Roku a réussi fin septembre son introduction en bourse. Après une première semaine de hausse continue sur le Nasdaq, sa valorisation se stabilise aujourd’hui autour de 2 milliards de dollars, au-dessus des objectifs initiaux de 1,3 milliard. Les marchés reconnaissent donc à Roku sa place de leader et de principale plateforme de streaming aux Etats-Unis. En apparence tous les signaux sont au vert : croissance rapide de la base d’utilisateurs, multiplication des partenariats avec les éditeurs de contenus, accords de licences avec des diffuseurs tiers. Dans un environnement global particulièrement favorable à l’OTT, Roku semble donc en situation favorable. Pour autant, la lecture du rapport d’introduction laisse entrevoir un modèle économique particulièrement précaire alors que la concurrence n’a jamais été aussi forte.

• Accélérer la transformation d’un modèle centré sur le Hardware vers une plateforme de distribution de contenus

Au 30 juin 2017, Roku comptabilisait 15,1 millions d’utilisateurs actifs. Le parc est en croissance rapide et continue avec un gain de 1,7 millions d’utilisateurs en six mois. Le nombre d’utilisateurs actifs a plus que doublé en deux ans seulement (7,2 M d’utilisateurs à la fin du premier semestre 2015). Les utilisateurs de Roku ont consommé sur les six premiers mois de l’année l’équivalent de 6,7 milliards d’heures de streaming sur la plateforme, soit une croissance de 62% en un an. Chaque utilisateur consomme en moyenne 2h45 de contenus en streaming chaque jour. D’après une récente étude du cabinet Parks Associates, Roku accentue ainsi sa place de leader et représente désormais 37% du marché des terminaux de streaming aux Etats-Unis, loin devant les déclinaisons du Fire TV d’Amazon (24%) du Chromecast de Google (18%) ou de l’Apple TV (15%).

Logiquement, l’entreprise, qui n’est pas encore rentable, a donc enregistré des revenus en hausse de 25% l’an dernier (l’exercice 2016 s’est clôturé sur un chiffre d’affaires de 398,6 millions $) et de 23% au premier semestre 2017 à 199,7 millions de dollars.

En termes de contenus, les indicateurs sont également favorables : 500 000 contenus sont désormais disponibles aux Etats-Unis (films, épisodes de séries, émissions en direct…) grâce à la distribution de plus de 5 000 chaînes sur son marché domestique et de 3 000 à l’international.

Dans ce contexte, Anthony Wood, l’emblématique fondateur et président, affiche sa confiance et fixe des objectifs plus qu’ambitieux puisque le but assigné à l’entreprise n’est ni plus ni moins que « d’équiper chaque téléviseur dans le monde » ! Wood a construit son entreprise sur une double conviction. D’abord que l’ensemble de l’expérience audiovisuelle sera in fine une expérience de streaming. Ensuite, que cet âge du streaming nécessitera un OS dédié pour équiper les différents terminaux et que cet OS ne sera pas une simple déclinaison de ceux qui se sont imposés sur le mobile, au même titre que ceux qui se sont imposés sur le mobile ne sont pas ceux qui dominaient l’ère du PC et ainsi de suite.

Données du jeu >>
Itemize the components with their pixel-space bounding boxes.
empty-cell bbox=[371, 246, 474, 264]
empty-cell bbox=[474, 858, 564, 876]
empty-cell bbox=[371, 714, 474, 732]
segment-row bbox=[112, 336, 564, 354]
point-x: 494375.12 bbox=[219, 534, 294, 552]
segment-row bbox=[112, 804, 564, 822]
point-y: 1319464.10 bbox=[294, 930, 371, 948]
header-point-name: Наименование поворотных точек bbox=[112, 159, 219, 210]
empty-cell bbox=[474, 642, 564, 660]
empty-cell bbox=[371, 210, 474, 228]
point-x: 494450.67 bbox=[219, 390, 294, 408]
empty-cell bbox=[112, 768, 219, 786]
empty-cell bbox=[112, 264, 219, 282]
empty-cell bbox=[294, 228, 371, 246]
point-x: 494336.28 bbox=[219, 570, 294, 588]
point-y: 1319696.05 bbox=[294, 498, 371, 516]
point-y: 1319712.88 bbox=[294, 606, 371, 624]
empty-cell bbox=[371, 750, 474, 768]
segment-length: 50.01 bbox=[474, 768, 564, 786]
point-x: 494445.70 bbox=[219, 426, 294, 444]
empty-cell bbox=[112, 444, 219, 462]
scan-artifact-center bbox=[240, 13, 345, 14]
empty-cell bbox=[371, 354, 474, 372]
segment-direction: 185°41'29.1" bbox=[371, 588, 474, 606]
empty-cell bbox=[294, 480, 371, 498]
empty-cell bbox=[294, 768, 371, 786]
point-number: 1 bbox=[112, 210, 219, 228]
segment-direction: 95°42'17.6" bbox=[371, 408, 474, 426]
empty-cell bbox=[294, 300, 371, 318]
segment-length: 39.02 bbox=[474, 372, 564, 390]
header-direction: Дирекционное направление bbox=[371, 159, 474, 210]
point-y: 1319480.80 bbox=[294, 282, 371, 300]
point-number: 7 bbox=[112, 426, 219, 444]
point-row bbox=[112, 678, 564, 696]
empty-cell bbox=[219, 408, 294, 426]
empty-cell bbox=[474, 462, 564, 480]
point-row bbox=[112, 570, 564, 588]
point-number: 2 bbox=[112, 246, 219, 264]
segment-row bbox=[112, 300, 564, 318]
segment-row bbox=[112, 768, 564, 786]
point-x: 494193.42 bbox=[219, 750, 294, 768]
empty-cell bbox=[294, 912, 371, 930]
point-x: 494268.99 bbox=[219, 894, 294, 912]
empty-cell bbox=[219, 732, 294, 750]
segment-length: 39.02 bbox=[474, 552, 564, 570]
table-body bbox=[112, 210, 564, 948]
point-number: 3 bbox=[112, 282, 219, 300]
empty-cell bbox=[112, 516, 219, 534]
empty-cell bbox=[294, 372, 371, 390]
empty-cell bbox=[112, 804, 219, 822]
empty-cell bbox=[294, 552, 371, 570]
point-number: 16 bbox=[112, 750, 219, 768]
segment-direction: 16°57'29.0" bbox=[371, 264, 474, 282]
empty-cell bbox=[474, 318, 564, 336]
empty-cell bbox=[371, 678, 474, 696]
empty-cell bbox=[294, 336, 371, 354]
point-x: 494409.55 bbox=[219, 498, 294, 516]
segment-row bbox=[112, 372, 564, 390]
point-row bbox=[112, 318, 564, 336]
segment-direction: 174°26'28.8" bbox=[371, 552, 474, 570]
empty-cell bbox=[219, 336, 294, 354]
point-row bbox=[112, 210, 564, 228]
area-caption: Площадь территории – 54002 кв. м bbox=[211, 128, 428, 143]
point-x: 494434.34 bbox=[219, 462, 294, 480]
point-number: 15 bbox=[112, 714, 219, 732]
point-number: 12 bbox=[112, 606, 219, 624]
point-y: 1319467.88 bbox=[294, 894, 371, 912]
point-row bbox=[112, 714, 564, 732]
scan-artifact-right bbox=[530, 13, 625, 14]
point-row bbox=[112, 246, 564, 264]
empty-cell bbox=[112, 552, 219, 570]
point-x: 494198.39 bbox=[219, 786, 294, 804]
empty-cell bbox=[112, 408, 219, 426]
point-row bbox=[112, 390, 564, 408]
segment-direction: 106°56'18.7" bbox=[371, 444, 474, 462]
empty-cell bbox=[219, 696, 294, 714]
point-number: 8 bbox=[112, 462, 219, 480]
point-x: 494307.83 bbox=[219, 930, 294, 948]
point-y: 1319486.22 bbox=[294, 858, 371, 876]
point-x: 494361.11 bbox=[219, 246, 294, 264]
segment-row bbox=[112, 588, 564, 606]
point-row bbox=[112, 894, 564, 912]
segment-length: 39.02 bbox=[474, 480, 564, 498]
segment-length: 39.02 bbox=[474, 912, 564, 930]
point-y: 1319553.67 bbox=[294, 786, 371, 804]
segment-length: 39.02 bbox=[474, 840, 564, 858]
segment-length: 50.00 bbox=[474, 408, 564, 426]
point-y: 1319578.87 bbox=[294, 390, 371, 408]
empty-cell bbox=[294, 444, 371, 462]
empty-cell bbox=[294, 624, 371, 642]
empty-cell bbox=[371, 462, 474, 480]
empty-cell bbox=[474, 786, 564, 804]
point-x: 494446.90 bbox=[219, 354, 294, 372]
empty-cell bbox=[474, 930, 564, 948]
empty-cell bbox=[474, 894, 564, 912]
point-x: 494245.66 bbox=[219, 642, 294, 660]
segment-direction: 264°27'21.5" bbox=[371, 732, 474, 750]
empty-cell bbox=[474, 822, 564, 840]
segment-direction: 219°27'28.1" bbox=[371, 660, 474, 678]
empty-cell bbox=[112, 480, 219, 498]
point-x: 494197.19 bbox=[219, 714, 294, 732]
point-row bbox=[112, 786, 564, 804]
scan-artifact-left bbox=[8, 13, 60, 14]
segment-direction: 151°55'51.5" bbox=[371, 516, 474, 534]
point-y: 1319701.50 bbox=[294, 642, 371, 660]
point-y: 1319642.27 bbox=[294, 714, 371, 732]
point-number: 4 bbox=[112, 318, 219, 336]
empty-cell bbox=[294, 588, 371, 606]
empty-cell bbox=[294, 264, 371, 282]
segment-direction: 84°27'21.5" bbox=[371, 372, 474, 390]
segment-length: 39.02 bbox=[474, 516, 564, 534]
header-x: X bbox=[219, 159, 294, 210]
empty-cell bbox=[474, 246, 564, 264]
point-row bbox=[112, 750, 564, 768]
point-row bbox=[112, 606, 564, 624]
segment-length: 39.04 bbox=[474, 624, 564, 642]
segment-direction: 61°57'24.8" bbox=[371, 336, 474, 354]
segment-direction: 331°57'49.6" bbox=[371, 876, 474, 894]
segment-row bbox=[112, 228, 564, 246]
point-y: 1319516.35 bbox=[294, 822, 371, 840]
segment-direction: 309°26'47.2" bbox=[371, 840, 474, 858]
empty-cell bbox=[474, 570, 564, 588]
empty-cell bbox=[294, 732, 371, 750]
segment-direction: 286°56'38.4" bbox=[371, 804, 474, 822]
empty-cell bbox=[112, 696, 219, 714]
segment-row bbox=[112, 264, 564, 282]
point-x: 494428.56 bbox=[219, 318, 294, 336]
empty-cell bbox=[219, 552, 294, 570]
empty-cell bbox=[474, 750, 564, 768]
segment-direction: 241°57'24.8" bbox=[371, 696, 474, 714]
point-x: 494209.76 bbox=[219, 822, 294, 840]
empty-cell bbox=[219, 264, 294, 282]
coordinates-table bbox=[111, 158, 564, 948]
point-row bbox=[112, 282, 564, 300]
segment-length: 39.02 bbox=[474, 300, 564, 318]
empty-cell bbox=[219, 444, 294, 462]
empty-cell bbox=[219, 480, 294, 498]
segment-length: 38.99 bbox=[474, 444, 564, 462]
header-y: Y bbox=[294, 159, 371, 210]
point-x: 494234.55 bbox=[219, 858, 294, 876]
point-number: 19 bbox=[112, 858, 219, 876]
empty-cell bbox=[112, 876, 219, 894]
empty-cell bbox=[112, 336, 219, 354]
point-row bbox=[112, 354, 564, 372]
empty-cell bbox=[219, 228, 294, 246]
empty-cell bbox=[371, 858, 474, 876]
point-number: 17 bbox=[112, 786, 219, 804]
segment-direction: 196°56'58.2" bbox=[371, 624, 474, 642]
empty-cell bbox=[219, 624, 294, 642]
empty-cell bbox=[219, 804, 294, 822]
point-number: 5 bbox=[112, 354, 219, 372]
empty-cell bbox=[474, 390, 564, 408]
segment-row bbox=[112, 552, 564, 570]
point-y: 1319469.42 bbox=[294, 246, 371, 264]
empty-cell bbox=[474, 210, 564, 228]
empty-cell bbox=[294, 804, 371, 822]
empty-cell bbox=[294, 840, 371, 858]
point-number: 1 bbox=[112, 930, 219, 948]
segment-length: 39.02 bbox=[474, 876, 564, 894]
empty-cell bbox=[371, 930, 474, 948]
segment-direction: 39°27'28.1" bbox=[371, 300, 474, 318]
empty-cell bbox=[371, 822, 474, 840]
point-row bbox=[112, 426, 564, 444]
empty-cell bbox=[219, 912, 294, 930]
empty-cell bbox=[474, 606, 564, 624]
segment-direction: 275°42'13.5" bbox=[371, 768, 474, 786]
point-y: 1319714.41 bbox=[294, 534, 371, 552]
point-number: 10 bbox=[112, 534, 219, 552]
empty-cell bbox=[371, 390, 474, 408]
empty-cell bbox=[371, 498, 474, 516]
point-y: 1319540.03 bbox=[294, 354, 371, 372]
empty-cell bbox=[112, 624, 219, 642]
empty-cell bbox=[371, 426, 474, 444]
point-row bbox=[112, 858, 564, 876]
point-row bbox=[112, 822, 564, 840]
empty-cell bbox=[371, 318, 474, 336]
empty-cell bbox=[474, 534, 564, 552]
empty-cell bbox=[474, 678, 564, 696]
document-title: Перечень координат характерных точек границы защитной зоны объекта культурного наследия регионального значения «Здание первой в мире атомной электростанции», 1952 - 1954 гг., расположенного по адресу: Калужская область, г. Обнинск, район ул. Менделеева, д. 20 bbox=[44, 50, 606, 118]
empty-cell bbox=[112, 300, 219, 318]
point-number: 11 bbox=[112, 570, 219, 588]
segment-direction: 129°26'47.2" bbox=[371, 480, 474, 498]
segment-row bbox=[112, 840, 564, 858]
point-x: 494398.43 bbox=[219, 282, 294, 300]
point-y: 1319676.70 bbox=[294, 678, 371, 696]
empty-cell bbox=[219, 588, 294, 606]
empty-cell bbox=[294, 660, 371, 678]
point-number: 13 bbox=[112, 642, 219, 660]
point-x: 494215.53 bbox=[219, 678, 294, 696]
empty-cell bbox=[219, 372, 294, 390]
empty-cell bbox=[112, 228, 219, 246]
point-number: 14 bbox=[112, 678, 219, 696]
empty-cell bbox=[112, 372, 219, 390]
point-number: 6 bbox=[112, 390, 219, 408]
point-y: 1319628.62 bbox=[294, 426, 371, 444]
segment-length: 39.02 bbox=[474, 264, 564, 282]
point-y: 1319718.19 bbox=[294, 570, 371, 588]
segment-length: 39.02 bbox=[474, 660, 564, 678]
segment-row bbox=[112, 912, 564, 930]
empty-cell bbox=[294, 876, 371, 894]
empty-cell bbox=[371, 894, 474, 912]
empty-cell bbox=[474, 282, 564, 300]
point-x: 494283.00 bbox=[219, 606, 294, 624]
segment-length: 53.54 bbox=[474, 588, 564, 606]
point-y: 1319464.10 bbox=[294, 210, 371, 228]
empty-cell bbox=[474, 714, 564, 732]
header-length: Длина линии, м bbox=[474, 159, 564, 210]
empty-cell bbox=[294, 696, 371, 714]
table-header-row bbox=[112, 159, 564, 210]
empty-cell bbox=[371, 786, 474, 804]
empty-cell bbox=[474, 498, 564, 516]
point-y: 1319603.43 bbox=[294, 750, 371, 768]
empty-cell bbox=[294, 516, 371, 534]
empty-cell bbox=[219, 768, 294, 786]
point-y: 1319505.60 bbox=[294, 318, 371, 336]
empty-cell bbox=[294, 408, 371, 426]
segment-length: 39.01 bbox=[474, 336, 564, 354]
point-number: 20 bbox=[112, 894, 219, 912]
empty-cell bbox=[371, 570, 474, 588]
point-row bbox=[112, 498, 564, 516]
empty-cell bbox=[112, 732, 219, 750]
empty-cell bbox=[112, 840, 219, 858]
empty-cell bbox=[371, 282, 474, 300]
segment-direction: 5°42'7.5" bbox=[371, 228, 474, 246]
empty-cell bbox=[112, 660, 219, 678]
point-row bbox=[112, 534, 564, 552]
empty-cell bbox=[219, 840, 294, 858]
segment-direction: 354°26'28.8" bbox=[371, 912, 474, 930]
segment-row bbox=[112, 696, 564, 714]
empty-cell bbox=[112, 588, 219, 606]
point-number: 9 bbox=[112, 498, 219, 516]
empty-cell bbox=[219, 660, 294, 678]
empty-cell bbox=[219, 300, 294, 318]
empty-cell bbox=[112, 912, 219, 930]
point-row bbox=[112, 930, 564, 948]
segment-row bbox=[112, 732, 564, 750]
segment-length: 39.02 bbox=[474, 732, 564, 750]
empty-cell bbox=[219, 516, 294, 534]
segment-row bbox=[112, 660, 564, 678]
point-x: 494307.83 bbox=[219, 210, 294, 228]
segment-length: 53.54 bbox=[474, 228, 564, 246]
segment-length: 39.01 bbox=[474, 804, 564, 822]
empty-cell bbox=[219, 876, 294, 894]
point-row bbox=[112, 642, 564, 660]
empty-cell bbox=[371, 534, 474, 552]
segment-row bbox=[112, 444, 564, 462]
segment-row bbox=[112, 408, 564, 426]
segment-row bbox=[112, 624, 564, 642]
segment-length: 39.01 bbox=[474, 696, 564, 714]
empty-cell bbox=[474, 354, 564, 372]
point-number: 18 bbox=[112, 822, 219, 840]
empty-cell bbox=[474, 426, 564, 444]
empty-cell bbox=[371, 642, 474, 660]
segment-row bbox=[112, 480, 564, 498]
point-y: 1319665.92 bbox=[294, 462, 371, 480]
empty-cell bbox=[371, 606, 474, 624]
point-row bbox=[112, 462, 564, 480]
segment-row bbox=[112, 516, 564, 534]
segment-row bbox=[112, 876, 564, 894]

Exercice 1 >>
Répondez brièvement à ces questions sur l'extrait sur Roku :
(a) Autour de quelle valorisation Roku se stabilise-t-il après son introduction en bourse ?
(b) Combien d'utilisateurs actifs Roku comptait-il au 30 juin 2017 ?
(c) Sur quel chiffre d'affaires l'exercice 2016 s'est-il clôturé ?
Exercice 2 >>
Recopiez, s'il vous plaît, le passage de l'extrait sur Roku qui va de « En termes de » jusqu'à « 000 à l’international. » inclus.

Réponse 1 >>
(a) Autour de 2 milliards de dollars.
(b) 15,1 millions d'utilisateurs actifs.
(c) 398,6 millions de dollars.

Réponse 2 >>
En termes de contenus, les indicateurs sont également favorables : 500 000 contenus sont désormais disponibles aux Etats-Unis (films, épisodes de séries, émissions en direct…) grâce à la distribution de plus de 5 000 chaînes sur son marché domestique et de 3 000 à l’international.